# [RECORDS FOR PROCESSING]
==============================

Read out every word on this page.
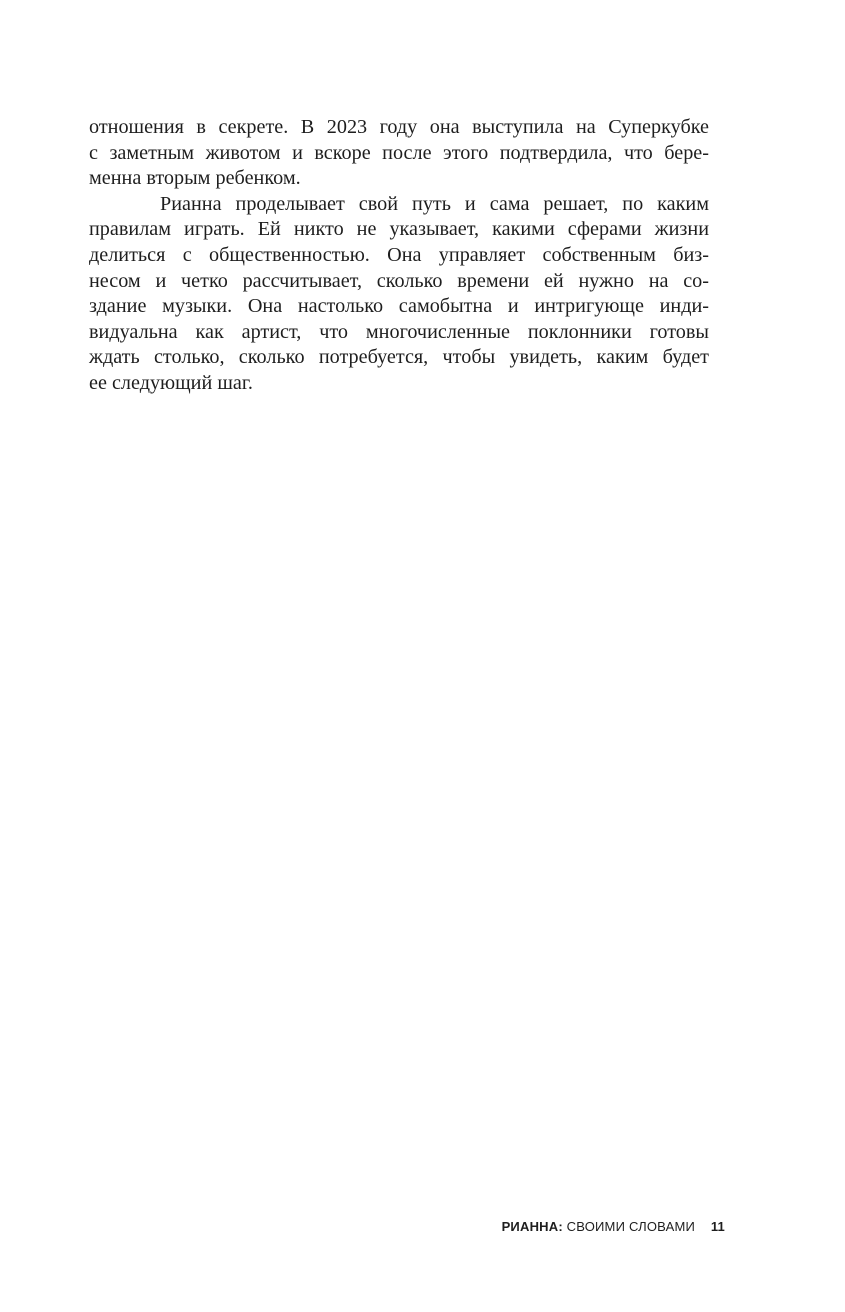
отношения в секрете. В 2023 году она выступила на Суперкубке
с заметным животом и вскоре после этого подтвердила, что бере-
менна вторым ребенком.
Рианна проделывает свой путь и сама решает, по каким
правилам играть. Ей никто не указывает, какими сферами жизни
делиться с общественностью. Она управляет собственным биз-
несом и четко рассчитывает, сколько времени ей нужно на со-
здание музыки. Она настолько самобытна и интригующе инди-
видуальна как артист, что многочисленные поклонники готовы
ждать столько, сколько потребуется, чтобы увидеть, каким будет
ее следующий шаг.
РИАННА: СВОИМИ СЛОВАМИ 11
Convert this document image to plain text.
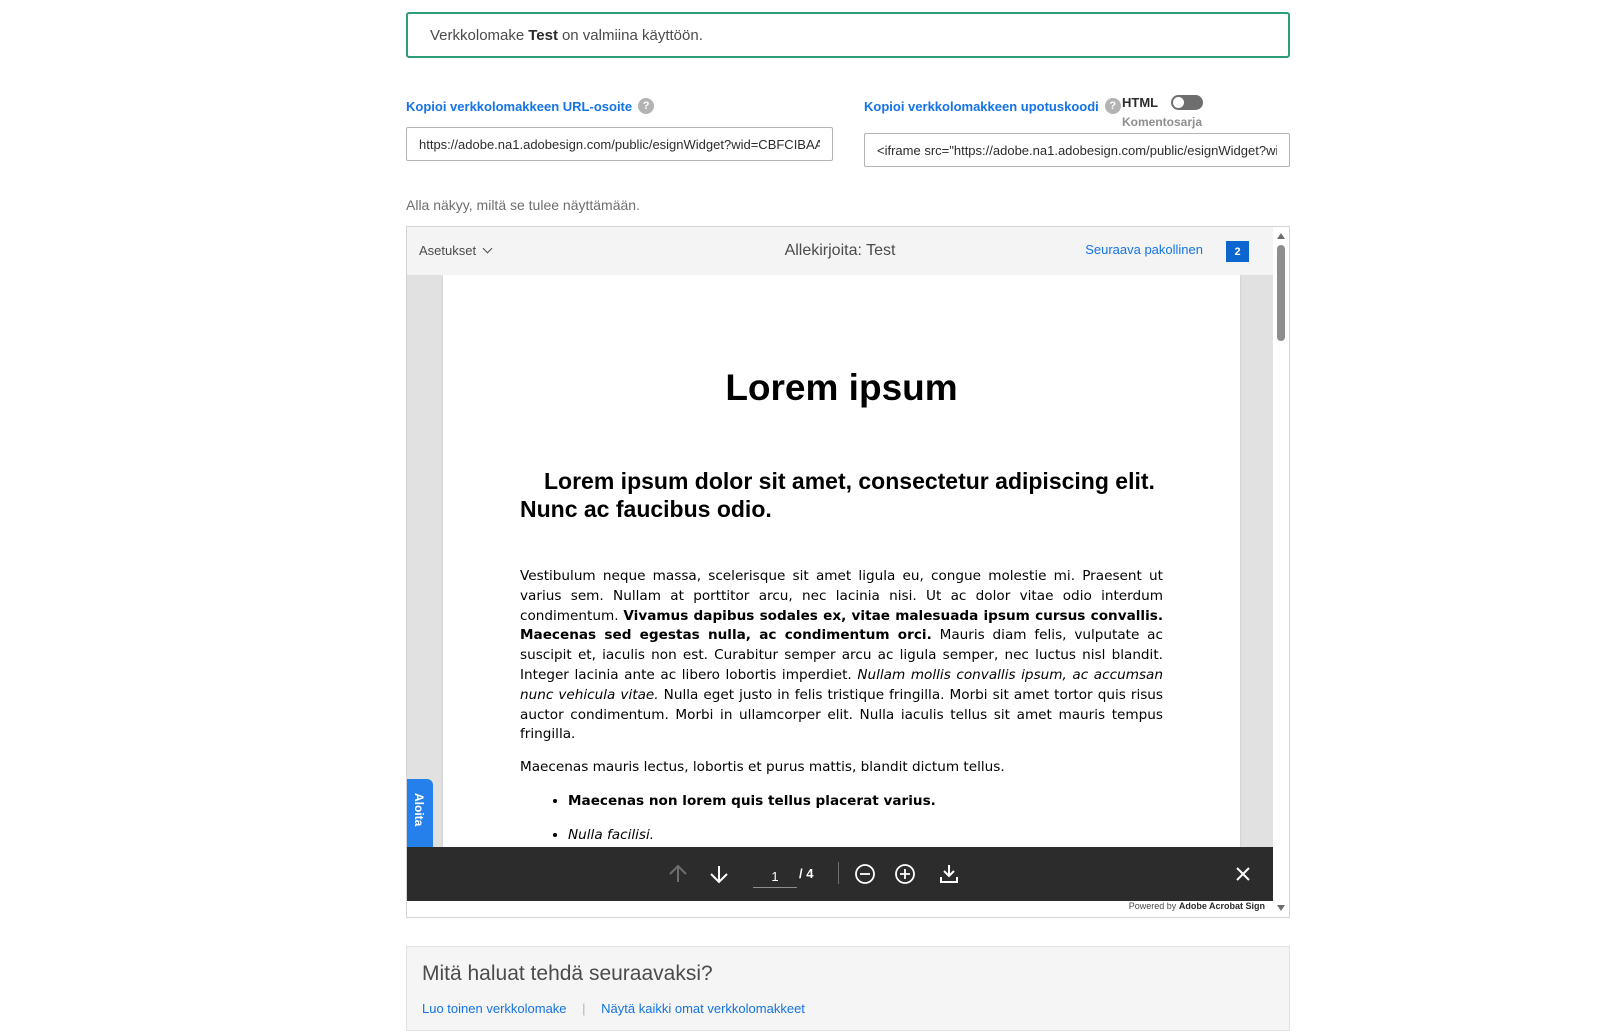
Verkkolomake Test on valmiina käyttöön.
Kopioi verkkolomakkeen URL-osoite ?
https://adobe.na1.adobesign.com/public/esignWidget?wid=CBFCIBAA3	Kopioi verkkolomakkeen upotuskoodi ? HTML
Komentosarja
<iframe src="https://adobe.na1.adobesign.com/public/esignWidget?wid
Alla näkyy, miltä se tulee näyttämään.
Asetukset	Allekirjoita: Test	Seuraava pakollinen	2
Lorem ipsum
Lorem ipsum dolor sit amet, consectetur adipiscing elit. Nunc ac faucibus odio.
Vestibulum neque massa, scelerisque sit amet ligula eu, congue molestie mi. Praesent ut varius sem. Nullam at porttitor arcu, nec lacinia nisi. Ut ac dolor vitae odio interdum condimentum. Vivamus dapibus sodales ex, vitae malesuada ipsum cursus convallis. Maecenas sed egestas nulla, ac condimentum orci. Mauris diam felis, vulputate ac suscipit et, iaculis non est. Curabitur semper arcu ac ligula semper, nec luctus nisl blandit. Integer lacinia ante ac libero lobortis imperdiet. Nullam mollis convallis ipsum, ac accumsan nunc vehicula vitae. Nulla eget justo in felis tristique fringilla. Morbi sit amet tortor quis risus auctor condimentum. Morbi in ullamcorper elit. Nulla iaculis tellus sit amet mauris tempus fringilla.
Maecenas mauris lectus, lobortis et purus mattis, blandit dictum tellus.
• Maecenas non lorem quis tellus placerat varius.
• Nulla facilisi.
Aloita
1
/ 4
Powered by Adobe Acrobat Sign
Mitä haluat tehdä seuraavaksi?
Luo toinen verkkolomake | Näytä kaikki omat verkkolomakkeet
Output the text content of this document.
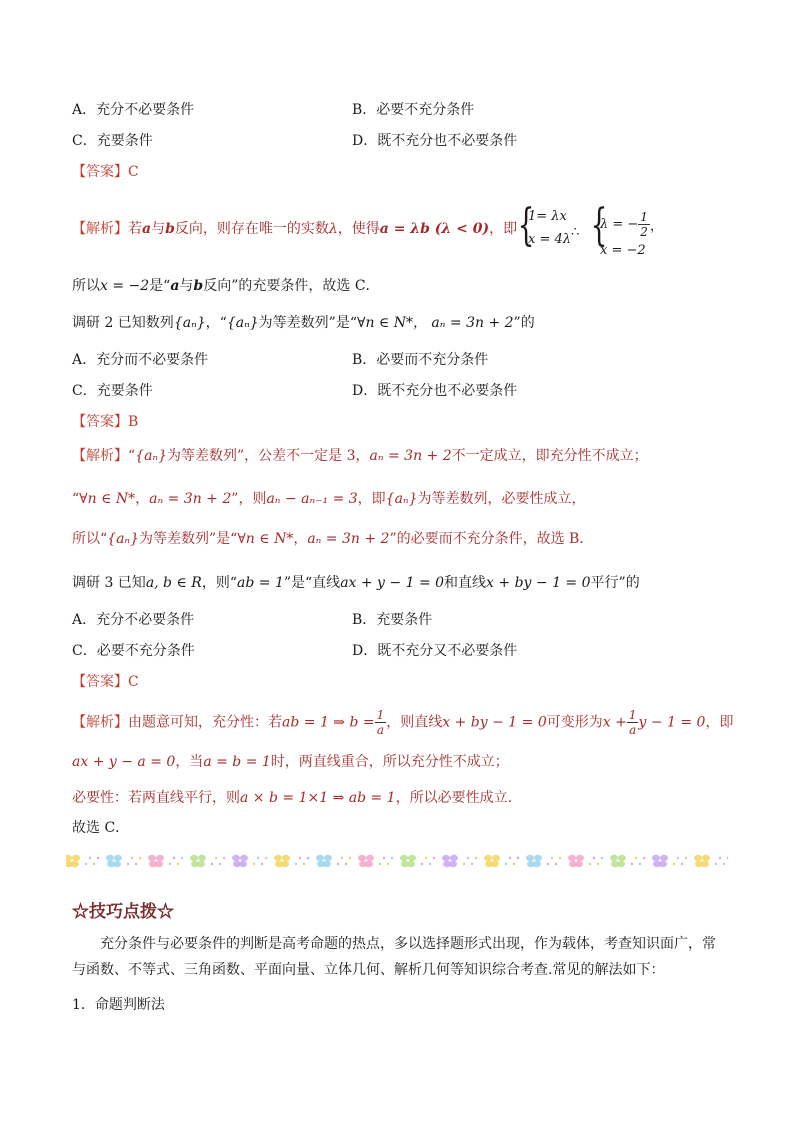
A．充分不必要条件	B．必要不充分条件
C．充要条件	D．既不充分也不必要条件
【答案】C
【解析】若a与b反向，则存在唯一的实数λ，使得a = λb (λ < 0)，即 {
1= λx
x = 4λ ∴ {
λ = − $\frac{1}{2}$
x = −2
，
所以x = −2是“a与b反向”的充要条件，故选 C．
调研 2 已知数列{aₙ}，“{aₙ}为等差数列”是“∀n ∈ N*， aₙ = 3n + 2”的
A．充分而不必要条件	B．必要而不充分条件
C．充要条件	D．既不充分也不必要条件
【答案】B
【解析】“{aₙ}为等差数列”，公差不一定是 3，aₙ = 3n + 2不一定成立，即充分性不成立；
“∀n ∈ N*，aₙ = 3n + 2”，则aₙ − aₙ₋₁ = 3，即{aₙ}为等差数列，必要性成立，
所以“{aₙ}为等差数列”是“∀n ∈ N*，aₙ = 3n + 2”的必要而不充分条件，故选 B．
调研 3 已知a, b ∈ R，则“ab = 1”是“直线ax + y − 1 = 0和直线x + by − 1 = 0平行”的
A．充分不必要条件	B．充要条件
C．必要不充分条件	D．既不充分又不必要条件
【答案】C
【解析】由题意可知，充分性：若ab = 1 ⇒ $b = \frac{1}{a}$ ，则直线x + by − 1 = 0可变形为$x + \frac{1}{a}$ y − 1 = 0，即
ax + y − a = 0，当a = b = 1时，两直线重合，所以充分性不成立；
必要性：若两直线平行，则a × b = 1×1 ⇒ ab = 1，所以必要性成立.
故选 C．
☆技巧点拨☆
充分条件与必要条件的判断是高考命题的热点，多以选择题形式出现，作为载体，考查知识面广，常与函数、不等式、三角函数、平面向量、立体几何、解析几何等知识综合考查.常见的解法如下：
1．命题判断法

==============================

Copy out the lines in which the string "https" appears.

# [THE RESULT]
https://adobe.na1.adobesign.com/public/esignWidget?wid=CBFCIBAA3	Kopioi verkkolomakkeen upotuskoodi ? HTML
<iframe src="https://adobe.na1.adobesign.com/public/esignWidget?wid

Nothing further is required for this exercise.